■ Directive ■
Copy out all of the material exactly as presented.

----------

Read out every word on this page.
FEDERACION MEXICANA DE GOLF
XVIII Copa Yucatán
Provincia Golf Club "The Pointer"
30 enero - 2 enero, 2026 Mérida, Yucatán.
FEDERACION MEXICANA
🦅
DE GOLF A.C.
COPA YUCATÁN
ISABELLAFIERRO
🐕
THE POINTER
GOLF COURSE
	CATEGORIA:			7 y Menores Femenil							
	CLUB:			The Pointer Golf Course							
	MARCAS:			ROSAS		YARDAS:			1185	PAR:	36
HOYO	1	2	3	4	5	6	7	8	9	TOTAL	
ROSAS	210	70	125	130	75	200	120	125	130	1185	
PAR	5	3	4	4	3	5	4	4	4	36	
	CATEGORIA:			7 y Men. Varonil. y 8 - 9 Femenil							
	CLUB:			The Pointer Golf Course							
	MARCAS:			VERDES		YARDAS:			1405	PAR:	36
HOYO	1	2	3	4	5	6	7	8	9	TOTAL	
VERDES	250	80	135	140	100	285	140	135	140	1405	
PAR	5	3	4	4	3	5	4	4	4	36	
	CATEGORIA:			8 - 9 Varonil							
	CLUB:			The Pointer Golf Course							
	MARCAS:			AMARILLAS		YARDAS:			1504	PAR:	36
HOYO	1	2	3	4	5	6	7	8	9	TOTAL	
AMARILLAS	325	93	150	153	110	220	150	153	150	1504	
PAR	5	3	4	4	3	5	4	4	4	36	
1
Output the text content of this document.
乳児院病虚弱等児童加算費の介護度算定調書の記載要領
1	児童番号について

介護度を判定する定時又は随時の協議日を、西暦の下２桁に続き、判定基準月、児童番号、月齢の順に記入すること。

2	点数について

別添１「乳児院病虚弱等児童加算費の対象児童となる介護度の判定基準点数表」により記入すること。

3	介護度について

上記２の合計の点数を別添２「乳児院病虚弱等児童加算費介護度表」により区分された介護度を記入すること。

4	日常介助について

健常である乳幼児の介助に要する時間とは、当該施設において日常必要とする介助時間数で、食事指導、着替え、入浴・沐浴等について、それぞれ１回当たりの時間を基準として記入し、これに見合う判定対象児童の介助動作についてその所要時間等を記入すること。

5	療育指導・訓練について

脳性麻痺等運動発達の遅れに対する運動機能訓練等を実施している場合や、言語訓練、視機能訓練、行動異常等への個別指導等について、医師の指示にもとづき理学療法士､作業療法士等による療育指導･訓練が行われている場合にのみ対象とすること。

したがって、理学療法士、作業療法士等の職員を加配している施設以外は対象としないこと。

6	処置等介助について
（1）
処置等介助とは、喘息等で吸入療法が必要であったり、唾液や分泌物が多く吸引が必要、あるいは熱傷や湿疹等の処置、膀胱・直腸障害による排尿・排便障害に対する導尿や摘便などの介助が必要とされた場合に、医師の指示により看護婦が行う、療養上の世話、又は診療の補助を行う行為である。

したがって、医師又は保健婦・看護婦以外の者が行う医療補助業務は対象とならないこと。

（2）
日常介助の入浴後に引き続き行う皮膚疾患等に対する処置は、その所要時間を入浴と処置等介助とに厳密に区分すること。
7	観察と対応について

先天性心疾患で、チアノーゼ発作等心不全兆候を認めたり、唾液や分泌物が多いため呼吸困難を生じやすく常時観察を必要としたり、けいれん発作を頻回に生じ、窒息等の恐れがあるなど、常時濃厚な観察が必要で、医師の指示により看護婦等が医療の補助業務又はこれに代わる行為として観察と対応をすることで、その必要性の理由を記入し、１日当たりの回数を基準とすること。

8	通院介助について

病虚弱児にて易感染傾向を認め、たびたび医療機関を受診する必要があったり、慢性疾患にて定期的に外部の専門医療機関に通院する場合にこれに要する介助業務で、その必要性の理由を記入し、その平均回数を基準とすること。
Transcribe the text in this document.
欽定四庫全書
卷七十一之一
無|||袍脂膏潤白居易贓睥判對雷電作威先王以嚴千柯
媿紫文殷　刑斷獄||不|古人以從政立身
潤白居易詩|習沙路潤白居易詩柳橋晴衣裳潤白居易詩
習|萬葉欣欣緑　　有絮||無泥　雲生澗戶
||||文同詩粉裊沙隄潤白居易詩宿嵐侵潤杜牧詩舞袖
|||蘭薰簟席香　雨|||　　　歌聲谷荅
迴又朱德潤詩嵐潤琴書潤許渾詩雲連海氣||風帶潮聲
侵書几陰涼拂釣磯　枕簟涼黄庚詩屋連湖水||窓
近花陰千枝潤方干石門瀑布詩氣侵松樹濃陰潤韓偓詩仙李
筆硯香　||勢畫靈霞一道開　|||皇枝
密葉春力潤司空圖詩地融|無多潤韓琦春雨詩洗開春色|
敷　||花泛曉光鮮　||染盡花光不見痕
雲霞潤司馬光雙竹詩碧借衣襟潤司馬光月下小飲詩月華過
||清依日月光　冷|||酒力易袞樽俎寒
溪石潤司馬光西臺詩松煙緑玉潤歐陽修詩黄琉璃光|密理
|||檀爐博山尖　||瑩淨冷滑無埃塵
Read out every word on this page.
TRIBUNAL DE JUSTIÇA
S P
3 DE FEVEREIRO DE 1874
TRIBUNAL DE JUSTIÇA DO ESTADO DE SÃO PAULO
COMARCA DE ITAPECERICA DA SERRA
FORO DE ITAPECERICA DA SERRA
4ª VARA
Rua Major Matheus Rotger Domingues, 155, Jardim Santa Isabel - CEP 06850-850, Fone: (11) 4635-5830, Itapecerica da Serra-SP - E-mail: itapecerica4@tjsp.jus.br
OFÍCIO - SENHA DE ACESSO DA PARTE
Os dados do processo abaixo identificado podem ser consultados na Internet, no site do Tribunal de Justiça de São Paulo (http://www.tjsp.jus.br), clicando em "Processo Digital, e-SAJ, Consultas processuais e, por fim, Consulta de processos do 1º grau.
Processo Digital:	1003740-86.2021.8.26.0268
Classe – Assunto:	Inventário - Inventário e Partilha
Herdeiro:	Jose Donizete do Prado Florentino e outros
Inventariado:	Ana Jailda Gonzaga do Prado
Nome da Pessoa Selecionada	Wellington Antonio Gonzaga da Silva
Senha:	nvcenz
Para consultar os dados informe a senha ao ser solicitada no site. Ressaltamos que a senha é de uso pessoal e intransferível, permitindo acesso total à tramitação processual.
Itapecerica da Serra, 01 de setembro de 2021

----------

■ Complete answer ■
Read out every word on this page.
FEDERACION MEXICANA DE GOLF
XVIII Copa Yucatán
Provincia Golf Club "The Pointer"
30 enero - 2 enero, 2026 Mérida, Yucatán.
FEDERACION MEXICANA
🦅
DE GOLF A.C.
COPA YUCATÁN
ISABELLAFIERRO
🐕
THE POINTER
GOLF COURSE
	CATEGORIA:			7 y Menores Femenil							
	CLUB:			The Pointer Golf Course							
	MARCAS:			ROSAS		YARDAS:			1185	PAR:	36
HOYO	1	2	3	4	5	6	7	8	9	TOTAL	
ROSAS	210	70	125	130	75	200	120	125	130	1185	
PAR	5	3	4	4	3	5	4	4	4	36	
	CATEGORIA:			7 y Men. Varonil. y 8 - 9 Femenil							
	CLUB:			The Pointer Golf Course							
	MARCAS:			VERDES		YARDAS:			1405	PAR:	36
HOYO	1	2	3	4	5	6	7	8	9	TOTAL	
VERDES	250	80	135	140	100	285	140	135	140	1405	
PAR	5	3	4	4	3	5	4	4	4	36	
	CATEGORIA:			8 - 9 Varonil							
	CLUB:			The Pointer Golf Course							
	MARCAS:			AMARILLAS		YARDAS:			1504	PAR:	36
HOYO	1	2	3	4	5	6	7	8	9	TOTAL	
AMARILLAS	325	93	150	153	110	220	150	153	150	1504	
PAR	5	3	4	4	3	5	4	4	4	36	
1
Output the text content of this document.
乳児院病虚弱等児童加算費の介護度算定調書の記載要領
1	児童番号について

介護度を判定する定時又は随時の協議日を、西暦の下２桁に続き、判定基準月、児童番号、月齢の順に記入すること。

2	点数について

別添１「乳児院病虚弱等児童加算費の対象児童となる介護度の判定基準点数表」により記入すること。

3	介護度について

上記２の合計の点数を別添２「乳児院病虚弱等児童加算費介護度表」により区分された介護度を記入すること。

4	日常介助について

健常である乳幼児の介助に要する時間とは、当該施設において日常必要とする介助時間数で、食事指導、着替え、入浴・沐浴等について、それぞれ１回当たりの時間を基準として記入し、これに見合う判定対象児童の介助動作についてその所要時間等を記入すること。

5	療育指導・訓練について

脳性麻痺等運動発達の遅れに対する運動機能訓練等を実施している場合や、言語訓練、視機能訓練、行動異常等への個別指導等について、医師の指示にもとづき理学療法士､作業療法士等による療育指導･訓練が行われている場合にのみ対象とすること。

したがって、理学療法士、作業療法士等の職員を加配している施設以外は対象としないこと。

6	処置等介助について
（1）
処置等介助とは、喘息等で吸入療法が必要であったり、唾液や分泌物が多く吸引が必要、あるいは熱傷や湿疹等の処置、膀胱・直腸障害による排尿・排便障害に対する導尿や摘便などの介助が必要とされた場合に、医師の指示により看護婦が行う、療養上の世話、又は診療の補助を行う行為である。

したがって、医師又は保健婦・看護婦以外の者が行う医療補助業務は対象とならないこと。

（2）
日常介助の入浴後に引き続き行う皮膚疾患等に対する処置は、その所要時間を入浴と処置等介助とに厳密に区分すること。
7	観察と対応について

先天性心疾患で、チアノーゼ発作等心不全兆候を認めたり、唾液や分泌物が多いため呼吸困難を生じやすく常時観察を必要としたり、けいれん発作を頻回に生じ、窒息等の恐れがあるなど、常時濃厚な観察が必要で、医師の指示により看護婦等が医療の補助業務又はこれに代わる行為として観察と対応をすることで、その必要性の理由を記入し、１日当たりの回数を基準とすること。

8	通院介助について

病虚弱児にて易感染傾向を認め、たびたび医療機関を受診する必要があったり、慢性疾患にて定期的に外部の専門医療機関に通院する場合にこれに要する介助業務で、その必要性の理由を記入し、その平均回数を基準とすること。
Transcribe the text in this document.
欽定四庫全書
卷七十一之一
無|||袍脂膏潤白居易贓睥判對雷電作威先王以嚴千柯
媿紫文殷　刑斷獄||不|古人以從政立身
潤白居易詩|習沙路潤白居易詩柳橋晴衣裳潤白居易詩
習|萬葉欣欣緑　　有絮||無泥　雲生澗戶
||||文同詩粉裊沙隄潤白居易詩宿嵐侵潤杜牧詩舞袖
|||蘭薰簟席香　雨|||　　　歌聲谷荅
迴又朱德潤詩嵐潤琴書潤許渾詩雲連海氣||風帶潮聲
侵書几陰涼拂釣磯　枕簟涼黄庚詩屋連湖水||窓
近花陰千枝潤方干石門瀑布詩氣侵松樹濃陰潤韓偓詩仙李
筆硯香　||勢畫靈霞一道開　|||皇枝
密葉春力潤司空圖詩地融|無多潤韓琦春雨詩洗開春色|
敷　||花泛曉光鮮　||染盡花光不見痕
雲霞潤司馬光雙竹詩碧借衣襟潤司馬光月下小飲詩月華過
||清依日月光　冷|||酒力易袞樽俎寒
溪石潤司馬光西臺詩松煙緑玉潤歐陽修詩黄琉璃光|密理
|||檀爐博山尖　||瑩淨冷滑無埃塵
Read out every word on this page.
TRIBUNAL DE JUSTIÇA
S P
3 DE FEVEREIRO DE 1874
TRIBUNAL DE JUSTIÇA DO ESTADO DE SÃO PAULO
COMARCA DE ITAPECERICA DA SERRA
FORO DE ITAPECERICA DA SERRA
4ª VARA
Rua Major Matheus Rotger Domingues, 155, Jardim Santa Isabel - CEP 06850-850, Fone: (11) 4635-5830, Itapecerica da Serra-SP - E-mail: itapecerica4@tjsp.jus.br
OFÍCIO - SENHA DE ACESSO DA PARTE
Os dados do processo abaixo identificado podem ser consultados na Internet, no site do Tribunal de Justiça de São Paulo (http://www.tjsp.jus.br), clicando em "Processo Digital, e-SAJ, Consultas processuais e, por fim, Consulta de processos do 1º grau.
Processo Digital:	1003740-86.2021.8.26.0268
Classe – Assunto:	Inventário - Inventário e Partilha
Herdeiro:	Jose Donizete do Prado Florentino e outros
Inventariado:	Ana Jailda Gonzaga do Prado
Nome da Pessoa Selecionada	Wellington Antonio Gonzaga da Silva
Senha:	nvcenz
Para consultar os dados informe a senha ao ser solicitada no site. Ressaltamos que a senha é de uso pessoal e intransferível, permitindo acesso total à tramitação processual.
Itapecerica da Serra, 01 de setembro de 2021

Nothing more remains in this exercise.